* **EXERCISE**
Update the lines from the line with "right-legend-swatch bbox=[601, 385, 626, 397]" to the line with "left-bar-2020 bbox=[112, 193, 149, 276]" by changing "bbox" to "box" and leaving everything else unchanged.

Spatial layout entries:
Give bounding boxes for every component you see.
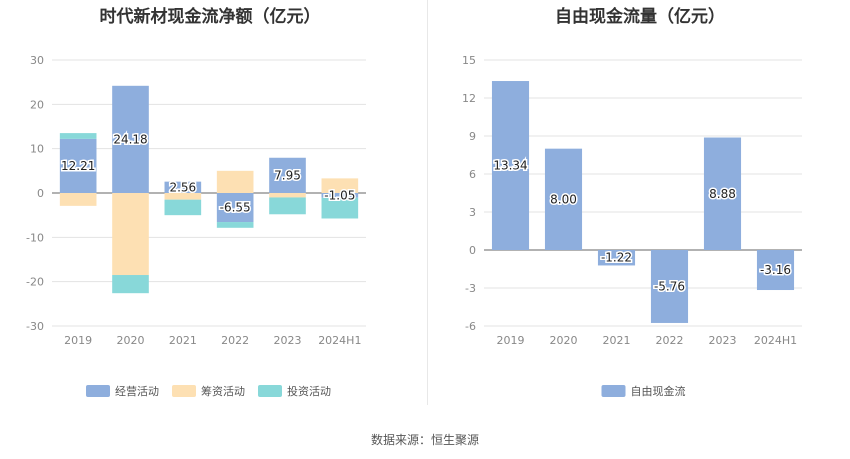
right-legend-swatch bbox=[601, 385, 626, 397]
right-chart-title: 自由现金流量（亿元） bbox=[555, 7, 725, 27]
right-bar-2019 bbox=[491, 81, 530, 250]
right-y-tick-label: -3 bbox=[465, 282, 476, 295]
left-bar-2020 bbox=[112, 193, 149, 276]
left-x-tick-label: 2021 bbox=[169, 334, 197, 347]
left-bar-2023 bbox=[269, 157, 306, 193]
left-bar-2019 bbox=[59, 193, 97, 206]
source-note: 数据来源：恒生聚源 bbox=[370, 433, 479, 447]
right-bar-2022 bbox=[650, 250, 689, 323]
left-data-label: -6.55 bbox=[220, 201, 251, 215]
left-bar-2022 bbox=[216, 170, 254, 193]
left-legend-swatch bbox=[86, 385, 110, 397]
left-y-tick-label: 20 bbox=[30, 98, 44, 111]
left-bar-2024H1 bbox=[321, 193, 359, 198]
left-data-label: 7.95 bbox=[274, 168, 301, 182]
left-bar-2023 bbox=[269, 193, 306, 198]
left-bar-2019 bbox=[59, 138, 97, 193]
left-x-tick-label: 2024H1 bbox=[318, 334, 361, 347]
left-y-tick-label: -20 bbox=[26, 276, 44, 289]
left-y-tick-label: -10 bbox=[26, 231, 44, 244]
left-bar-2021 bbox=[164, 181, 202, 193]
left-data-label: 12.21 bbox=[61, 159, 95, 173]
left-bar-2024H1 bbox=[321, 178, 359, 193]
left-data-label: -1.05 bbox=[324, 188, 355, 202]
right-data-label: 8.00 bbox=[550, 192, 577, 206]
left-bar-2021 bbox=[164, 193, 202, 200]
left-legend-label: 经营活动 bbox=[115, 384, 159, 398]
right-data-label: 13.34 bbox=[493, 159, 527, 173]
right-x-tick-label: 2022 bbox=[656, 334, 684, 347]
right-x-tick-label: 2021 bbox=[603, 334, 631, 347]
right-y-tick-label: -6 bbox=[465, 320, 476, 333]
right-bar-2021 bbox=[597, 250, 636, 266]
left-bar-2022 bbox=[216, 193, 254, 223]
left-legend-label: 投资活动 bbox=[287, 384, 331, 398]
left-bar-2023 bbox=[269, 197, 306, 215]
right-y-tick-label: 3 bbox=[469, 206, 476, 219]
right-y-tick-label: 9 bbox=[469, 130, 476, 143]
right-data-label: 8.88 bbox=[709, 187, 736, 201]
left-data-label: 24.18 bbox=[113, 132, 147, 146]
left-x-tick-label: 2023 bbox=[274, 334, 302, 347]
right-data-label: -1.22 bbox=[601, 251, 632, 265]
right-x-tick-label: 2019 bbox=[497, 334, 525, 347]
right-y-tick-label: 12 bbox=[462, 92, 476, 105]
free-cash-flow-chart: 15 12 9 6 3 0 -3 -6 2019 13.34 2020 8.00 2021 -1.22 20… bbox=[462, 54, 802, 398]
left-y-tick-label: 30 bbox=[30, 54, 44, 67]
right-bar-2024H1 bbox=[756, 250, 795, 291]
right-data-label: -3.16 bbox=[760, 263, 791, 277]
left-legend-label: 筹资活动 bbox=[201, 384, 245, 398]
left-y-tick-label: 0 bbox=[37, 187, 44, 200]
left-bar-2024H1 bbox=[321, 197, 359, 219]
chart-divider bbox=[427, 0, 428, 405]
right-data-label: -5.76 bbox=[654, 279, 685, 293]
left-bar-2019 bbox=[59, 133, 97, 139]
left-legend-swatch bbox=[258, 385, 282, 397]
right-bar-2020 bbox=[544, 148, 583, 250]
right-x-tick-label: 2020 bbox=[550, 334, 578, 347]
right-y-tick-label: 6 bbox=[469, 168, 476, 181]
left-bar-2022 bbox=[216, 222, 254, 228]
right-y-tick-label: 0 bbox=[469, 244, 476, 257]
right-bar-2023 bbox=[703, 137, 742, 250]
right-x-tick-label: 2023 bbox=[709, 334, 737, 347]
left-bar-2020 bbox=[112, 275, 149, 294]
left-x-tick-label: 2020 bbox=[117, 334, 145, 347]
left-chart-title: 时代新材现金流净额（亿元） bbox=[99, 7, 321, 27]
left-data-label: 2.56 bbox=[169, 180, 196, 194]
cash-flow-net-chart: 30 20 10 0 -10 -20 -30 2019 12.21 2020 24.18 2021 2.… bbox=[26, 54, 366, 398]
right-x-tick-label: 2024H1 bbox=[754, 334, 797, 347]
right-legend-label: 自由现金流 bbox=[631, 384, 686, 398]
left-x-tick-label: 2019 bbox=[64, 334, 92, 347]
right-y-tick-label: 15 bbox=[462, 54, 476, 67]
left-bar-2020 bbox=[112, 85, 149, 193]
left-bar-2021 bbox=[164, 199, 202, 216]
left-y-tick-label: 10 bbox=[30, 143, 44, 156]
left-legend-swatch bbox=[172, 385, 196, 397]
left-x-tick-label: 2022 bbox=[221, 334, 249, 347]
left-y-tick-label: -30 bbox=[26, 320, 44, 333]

* **WORKED SOLUTION**
right-legend-swatch box=[601, 385, 626, 397]
right-chart-title: 自由现金流量（亿元） box=[555, 7, 725, 27]
right-bar-2019 box=[491, 81, 530, 250]
right-y-tick-label: -3 box=[465, 282, 476, 295]
left-bar-2020 box=[112, 193, 149, 276]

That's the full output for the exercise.